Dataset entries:
------------

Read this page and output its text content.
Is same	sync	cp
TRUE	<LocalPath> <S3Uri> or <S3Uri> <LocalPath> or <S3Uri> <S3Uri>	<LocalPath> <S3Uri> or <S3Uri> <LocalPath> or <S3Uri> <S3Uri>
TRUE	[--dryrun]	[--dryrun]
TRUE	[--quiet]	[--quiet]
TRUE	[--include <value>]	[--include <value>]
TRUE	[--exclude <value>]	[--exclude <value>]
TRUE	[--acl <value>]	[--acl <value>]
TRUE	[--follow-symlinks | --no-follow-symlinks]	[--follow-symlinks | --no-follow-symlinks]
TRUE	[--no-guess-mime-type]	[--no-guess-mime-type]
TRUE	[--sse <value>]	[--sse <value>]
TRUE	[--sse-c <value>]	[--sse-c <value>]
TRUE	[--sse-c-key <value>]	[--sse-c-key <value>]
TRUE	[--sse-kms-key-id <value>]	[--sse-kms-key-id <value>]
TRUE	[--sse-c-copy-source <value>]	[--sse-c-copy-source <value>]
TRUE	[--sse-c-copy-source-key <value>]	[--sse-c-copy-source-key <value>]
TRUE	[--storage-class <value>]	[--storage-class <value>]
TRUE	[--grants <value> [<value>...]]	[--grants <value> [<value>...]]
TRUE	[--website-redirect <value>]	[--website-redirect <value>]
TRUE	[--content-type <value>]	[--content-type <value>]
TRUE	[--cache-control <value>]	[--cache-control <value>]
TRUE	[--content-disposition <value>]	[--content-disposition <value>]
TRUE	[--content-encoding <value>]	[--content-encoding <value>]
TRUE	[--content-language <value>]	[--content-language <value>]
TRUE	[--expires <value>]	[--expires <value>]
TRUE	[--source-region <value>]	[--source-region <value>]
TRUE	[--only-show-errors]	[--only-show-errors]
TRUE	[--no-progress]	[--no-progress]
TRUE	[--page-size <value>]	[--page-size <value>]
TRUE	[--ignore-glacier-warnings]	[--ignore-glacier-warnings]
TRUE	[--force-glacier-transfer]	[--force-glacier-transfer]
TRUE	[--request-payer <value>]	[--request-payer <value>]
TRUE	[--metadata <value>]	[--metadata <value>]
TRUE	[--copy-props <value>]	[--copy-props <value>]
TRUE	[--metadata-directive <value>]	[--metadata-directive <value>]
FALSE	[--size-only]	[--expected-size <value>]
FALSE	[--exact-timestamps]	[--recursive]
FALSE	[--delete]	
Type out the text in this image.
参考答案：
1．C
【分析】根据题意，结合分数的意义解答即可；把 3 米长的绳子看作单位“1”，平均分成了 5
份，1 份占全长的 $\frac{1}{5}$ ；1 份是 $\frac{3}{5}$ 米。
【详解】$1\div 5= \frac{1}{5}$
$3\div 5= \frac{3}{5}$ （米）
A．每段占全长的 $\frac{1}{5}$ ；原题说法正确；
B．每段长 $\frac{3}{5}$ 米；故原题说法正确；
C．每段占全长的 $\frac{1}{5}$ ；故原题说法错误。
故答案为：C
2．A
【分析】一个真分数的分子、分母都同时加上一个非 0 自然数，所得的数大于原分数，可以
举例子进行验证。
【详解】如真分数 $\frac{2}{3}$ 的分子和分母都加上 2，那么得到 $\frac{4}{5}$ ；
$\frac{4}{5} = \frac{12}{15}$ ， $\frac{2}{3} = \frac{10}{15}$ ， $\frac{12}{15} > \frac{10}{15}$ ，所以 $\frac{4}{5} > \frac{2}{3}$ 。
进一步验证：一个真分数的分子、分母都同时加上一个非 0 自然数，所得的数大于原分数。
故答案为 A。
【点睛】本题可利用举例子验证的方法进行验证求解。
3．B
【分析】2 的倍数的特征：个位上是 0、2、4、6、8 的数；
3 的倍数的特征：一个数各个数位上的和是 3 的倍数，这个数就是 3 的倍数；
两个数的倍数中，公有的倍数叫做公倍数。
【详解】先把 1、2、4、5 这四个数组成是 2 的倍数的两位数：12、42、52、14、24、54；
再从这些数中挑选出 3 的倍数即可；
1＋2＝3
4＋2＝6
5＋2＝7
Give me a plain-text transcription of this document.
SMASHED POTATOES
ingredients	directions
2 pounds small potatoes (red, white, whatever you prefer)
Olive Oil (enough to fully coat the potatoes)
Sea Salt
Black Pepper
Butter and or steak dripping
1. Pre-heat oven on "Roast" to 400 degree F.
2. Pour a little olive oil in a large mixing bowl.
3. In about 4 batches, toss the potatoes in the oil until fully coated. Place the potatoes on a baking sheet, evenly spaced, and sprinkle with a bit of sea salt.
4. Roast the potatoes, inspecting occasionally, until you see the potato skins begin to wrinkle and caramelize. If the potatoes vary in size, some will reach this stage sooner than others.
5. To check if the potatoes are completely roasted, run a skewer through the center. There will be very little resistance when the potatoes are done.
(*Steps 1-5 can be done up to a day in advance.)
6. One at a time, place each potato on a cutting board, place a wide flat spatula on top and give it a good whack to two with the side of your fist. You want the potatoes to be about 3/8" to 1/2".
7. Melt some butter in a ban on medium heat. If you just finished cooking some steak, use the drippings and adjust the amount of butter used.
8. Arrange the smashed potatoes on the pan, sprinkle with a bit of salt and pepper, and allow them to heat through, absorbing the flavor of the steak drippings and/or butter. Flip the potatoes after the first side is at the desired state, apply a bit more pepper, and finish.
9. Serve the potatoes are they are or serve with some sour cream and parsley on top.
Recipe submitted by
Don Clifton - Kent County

------------

▸ **REQUIREMENT**
Using the entries above, tally how many lines have the word "done" in them; write the number and nothing more.

▸ **FULL OUTPUT**
2